What to produce =>
All of the lines below are to be transcribed faithfully, with pictures excluded from the copy.

Stored records =>
* * *

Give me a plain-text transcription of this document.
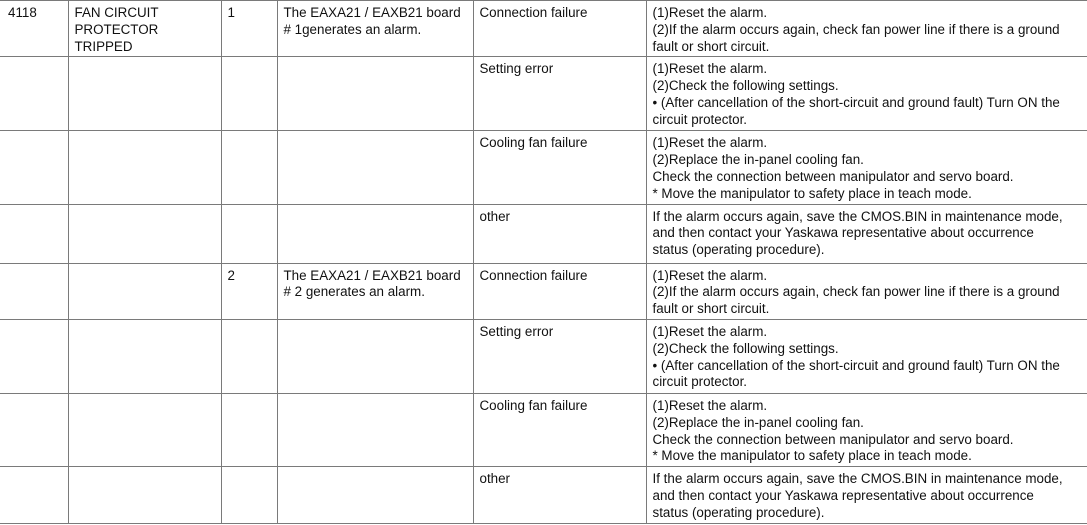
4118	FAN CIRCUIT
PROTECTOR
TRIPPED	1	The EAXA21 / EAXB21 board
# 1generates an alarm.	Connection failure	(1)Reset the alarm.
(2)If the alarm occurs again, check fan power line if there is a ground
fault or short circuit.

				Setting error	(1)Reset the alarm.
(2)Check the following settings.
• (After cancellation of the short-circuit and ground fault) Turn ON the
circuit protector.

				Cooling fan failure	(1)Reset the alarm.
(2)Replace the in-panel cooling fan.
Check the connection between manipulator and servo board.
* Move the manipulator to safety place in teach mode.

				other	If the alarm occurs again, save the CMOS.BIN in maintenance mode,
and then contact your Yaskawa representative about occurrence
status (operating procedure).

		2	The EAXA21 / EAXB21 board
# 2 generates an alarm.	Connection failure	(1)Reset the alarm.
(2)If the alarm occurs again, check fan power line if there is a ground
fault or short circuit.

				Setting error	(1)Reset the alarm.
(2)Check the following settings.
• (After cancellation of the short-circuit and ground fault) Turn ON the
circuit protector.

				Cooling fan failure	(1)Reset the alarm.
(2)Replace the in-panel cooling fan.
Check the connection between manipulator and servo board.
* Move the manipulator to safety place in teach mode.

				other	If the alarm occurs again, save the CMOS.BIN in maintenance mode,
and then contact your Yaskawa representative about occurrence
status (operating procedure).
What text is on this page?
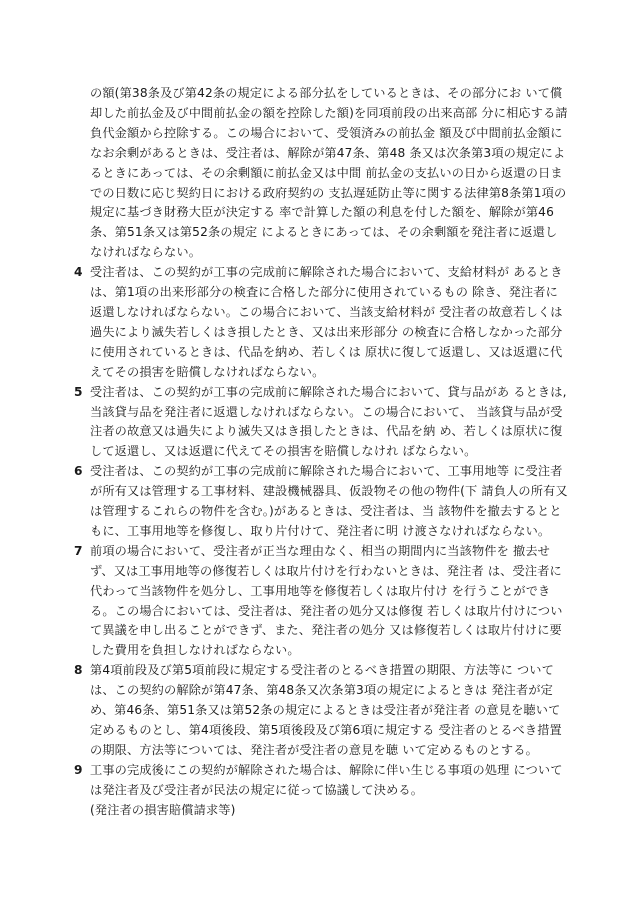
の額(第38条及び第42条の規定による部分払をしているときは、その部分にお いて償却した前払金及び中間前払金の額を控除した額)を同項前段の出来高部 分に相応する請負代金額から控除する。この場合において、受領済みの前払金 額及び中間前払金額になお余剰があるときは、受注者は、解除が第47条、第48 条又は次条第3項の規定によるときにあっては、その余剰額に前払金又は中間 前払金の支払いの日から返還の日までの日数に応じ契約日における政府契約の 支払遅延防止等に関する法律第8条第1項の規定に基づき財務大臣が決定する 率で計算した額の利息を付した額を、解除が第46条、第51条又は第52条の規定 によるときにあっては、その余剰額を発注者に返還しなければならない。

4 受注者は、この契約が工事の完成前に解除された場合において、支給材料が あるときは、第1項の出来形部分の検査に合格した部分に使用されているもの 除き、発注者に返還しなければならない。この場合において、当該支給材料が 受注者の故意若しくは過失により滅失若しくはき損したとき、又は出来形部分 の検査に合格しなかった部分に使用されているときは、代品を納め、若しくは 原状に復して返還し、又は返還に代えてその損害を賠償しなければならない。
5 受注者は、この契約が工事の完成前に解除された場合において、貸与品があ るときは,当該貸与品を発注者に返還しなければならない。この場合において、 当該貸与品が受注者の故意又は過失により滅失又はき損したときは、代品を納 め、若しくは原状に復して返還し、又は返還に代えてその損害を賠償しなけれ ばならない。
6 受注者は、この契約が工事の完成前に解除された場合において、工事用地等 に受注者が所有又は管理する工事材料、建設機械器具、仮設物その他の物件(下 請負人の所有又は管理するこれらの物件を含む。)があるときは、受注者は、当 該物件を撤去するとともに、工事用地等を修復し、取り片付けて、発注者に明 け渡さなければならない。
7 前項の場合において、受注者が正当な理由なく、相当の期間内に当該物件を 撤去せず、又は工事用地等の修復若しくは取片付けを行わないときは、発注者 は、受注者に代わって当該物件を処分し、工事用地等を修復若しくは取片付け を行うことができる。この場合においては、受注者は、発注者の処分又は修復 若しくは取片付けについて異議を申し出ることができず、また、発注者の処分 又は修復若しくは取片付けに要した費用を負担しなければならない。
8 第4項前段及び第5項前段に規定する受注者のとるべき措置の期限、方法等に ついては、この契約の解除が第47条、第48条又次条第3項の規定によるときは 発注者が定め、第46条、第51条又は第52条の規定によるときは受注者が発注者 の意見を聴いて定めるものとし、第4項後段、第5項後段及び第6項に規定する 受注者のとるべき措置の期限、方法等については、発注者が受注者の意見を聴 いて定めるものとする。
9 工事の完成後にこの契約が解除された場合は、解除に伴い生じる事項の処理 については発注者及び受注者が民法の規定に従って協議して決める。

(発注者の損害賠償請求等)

* * *

Written solution =>
Give me a plain-text transcription of this document.
4118	FAN CIRCUIT
PROTECTOR
TRIPPED	1	The EAXA21 / EAXB21 board
# 1generates an alarm.	Connection failure	(1)Reset the alarm.
(2)If the alarm occurs again, check fan power line if there is a ground
fault or short circuit.

				Setting error	(1)Reset the alarm.
(2)Check the following settings.
• (After cancellation of the short-circuit and ground fault) Turn ON the
circuit protector.

				Cooling fan failure	(1)Reset the alarm.
(2)Replace the in-panel cooling fan.
Check the connection between manipulator and servo board.
* Move the manipulator to safety place in teach mode.

				other	If the alarm occurs again, save the CMOS.BIN in maintenance mode,
and then contact your Yaskawa representative about occurrence
status (operating procedure).

		2	The EAXA21 / EAXB21 board
# 2 generates an alarm.	Connection failure	(1)Reset the alarm.
(2)If the alarm occurs again, check fan power line if there is a ground
fault or short circuit.

				Setting error	(1)Reset the alarm.
(2)Check the following settings.
• (After cancellation of the short-circuit and ground fault) Turn ON the
circuit protector.

				Cooling fan failure	(1)Reset the alarm.
(2)Replace the in-panel cooling fan.
Check the connection between manipulator and servo board.
* Move the manipulator to safety place in teach mode.

				other	If the alarm occurs again, save the CMOS.BIN in maintenance mode,
and then contact your Yaskawa representative about occurrence
status (operating procedure).
What text is on this page?
の額(第38条及び第42条の規定による部分払をしているときは、その部分にお いて償却した前払金及び中間前払金の額を控除した額)を同項前段の出来高部 分に相応する請負代金額から控除する。この場合において、受領済みの前払金 額及び中間前払金額になお余剰があるときは、受注者は、解除が第47条、第48 条又は次条第3項の規定によるときにあっては、その余剰額に前払金又は中間 前払金の支払いの日から返還の日までの日数に応じ契約日における政府契約の 支払遅延防止等に関する法律第8条第1項の規定に基づき財務大臣が決定する 率で計算した額の利息を付した額を、解除が第46条、第51条又は第52条の規定 によるときにあっては、その余剰額を発注者に返還しなければならない。

4 受注者は、この契約が工事の完成前に解除された場合において、支給材料が あるときは、第1項の出来形部分の検査に合格した部分に使用されているもの 除き、発注者に返還しなければならない。この場合において、当該支給材料が 受注者の故意若しくは過失により滅失若しくはき損したとき、又は出来形部分 の検査に合格しなかった部分に使用されているときは、代品を納め、若しくは 原状に復して返還し、又は返還に代えてその損害を賠償しなければならない。
5 受注者は、この契約が工事の完成前に解除された場合において、貸与品があ るときは,当該貸与品を発注者に返還しなければならない。この場合において、 当該貸与品が受注者の故意又は過失により滅失又はき損したときは、代品を納 め、若しくは原状に復して返還し、又は返還に代えてその損害を賠償しなけれ ばならない。
6 受注者は、この契約が工事の完成前に解除された場合において、工事用地等 に受注者が所有又は管理する工事材料、建設機械器具、仮設物その他の物件(下 請負人の所有又は管理するこれらの物件を含む。)があるときは、受注者は、当 該物件を撤去するとともに、工事用地等を修復し、取り片付けて、発注者に明 け渡さなければならない。
7 前項の場合において、受注者が正当な理由なく、相当の期間内に当該物件を 撤去せず、又は工事用地等の修復若しくは取片付けを行わないときは、発注者 は、受注者に代わって当該物件を処分し、工事用地等を修復若しくは取片付け を行うことができる。この場合においては、受注者は、発注者の処分又は修復 若しくは取片付けについて異議を申し出ることができず、また、発注者の処分 又は修復若しくは取片付けに要した費用を負担しなければならない。
8 第4項前段及び第5項前段に規定する受注者のとるべき措置の期限、方法等に ついては、この契約の解除が第47条、第48条又次条第3項の規定によるときは 発注者が定め、第46条、第51条又は第52条の規定によるときは受注者が発注者 の意見を聴いて定めるものとし、第4項後段、第5項後段及び第6項に規定する 受注者のとるべき措置の期限、方法等については、発注者が受注者の意見を聴 いて定めるものとする。
9 工事の完成後にこの契約が解除された場合は、解除に伴い生じる事項の処理 については発注者及び受注者が民法の規定に従って協議して決める。

(発注者の損害賠償請求等)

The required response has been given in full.